● The exercise
Your task is to repeat the lines below exactly, excluding any pictures they contain.

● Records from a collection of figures
-- begin --
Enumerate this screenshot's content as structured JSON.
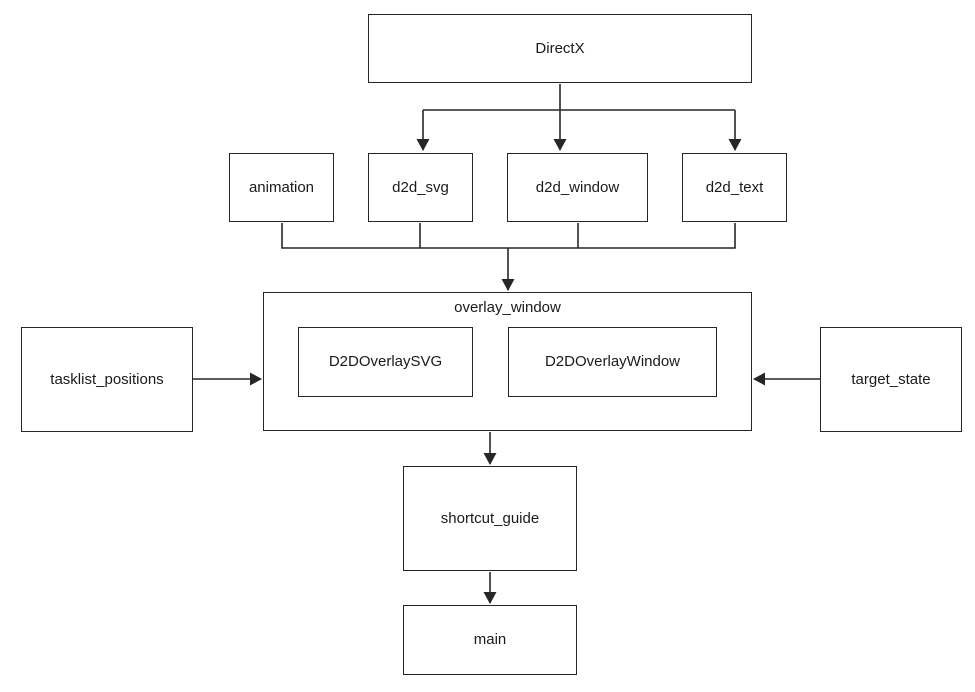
{
  "diagram": {
    "type": "dependency-flowchart",
    "background": "#ffffff",
    "colors": {
      "line": "#262626",
      "box_border": "#262626",
      "box_fill": "#ffffff",
      "text": "#1a1a1a"
    },
    "nodes": {
      "directx": {
        "label": "DirectX"
      },
      "animation": {
        "label": "animation"
      },
      "d2d_svg": {
        "label": "d2d_svg"
      },
      "d2d_window": {
        "label": "d2d_window"
      },
      "d2d_text": {
        "label": "d2d_text"
      },
      "overlay_window": {
        "label": "overlay_window"
      },
      "d2d_overlay_svg": {
        "label": "D2DOverlaySVG"
      },
      "d2d_overlay_window": {
        "label": "D2DOverlayWindow"
      },
      "tasklist_positions": {
        "label": "tasklist_positions"
      },
      "target_state": {
        "label": "target_state"
      },
      "shortcut_guide": {
        "label": "shortcut_guide"
      },
      "main": {
        "label": "main"
      }
    },
    "edges": [
      {
        "from": "DirectX",
        "to": "d2d_svg"
      },
      {
        "from": "DirectX",
        "to": "d2d_window"
      },
      {
        "from": "DirectX",
        "to": "d2d_text"
      },
      {
        "from": "animation",
        "to": "overlay_window"
      },
      {
        "from": "d2d_svg",
        "to": "overlay_window"
      },
      {
        "from": "d2d_window",
        "to": "overlay_window"
      },
      {
        "from": "d2d_text",
        "to": "overlay_window"
      },
      {
        "from": "tasklist_positions",
        "to": "overlay_window"
      },
      {
        "from": "target_state",
        "to": "overlay_window"
      },
      {
        "from": "overlay_window",
        "to": "shortcut_guide"
      },
      {
        "from": "shortcut_guide",
        "to": "main"
      }
    ]
  }
}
-- end --
● In response
Enumerate this screenshot's content as structured JSON.
{
  "diagram": {
    "type": "dependency-flowchart",
    "background": "#ffffff",
    "colors": {
      "line": "#262626",
      "box_border": "#262626",
      "box_fill": "#ffffff",
      "text": "#1a1a1a"
    },
    "nodes": {
      "directx": {
        "label": "DirectX"
      },
      "animation": {
        "label": "animation"
      },
      "d2d_svg": {
        "label": "d2d_svg"
      },
      "d2d_window": {
        "label": "d2d_window"
      },
      "d2d_text": {
        "label": "d2d_text"
      },
      "overlay_window": {
        "label": "overlay_window"
      },
      "d2d_overlay_svg": {
        "label": "D2DOverlaySVG"
      },
      "d2d_overlay_window": {
        "label": "D2DOverlayWindow"
      },
      "tasklist_positions": {
        "label": "tasklist_positions"
      },
      "target_state": {
        "label": "target_state"
      },
      "shortcut_guide": {
        "label": "shortcut_guide"
      },
      "main": {
        "label": "main"
      }
    },
    "edges": [
      {
        "from": "DirectX",
        "to": "d2d_svg"
      },
      {
        "from": "DirectX",
        "to": "d2d_window"
      },
      {
        "from": "DirectX",
        "to": "d2d_text"
      },
      {
        "from": "animation",
        "to": "overlay_window"
      },
      {
        "from": "d2d_svg",
        "to": "overlay_window"
      },
      {
        "from": "d2d_window",
        "to": "overlay_window"
      },
      {
        "from": "d2d_text",
        "to": "overlay_window"
      },
      {
        "from": "tasklist_positions",
        "to": "overlay_window"
      },
      {
        "from": "target_state",
        "to": "overlay_window"
      },
      {
        "from": "overlay_window",
        "to": "shortcut_guide"
      },
      {
        "from": "shortcut_guide",
        "to": "main"
      }
    ]
  }
}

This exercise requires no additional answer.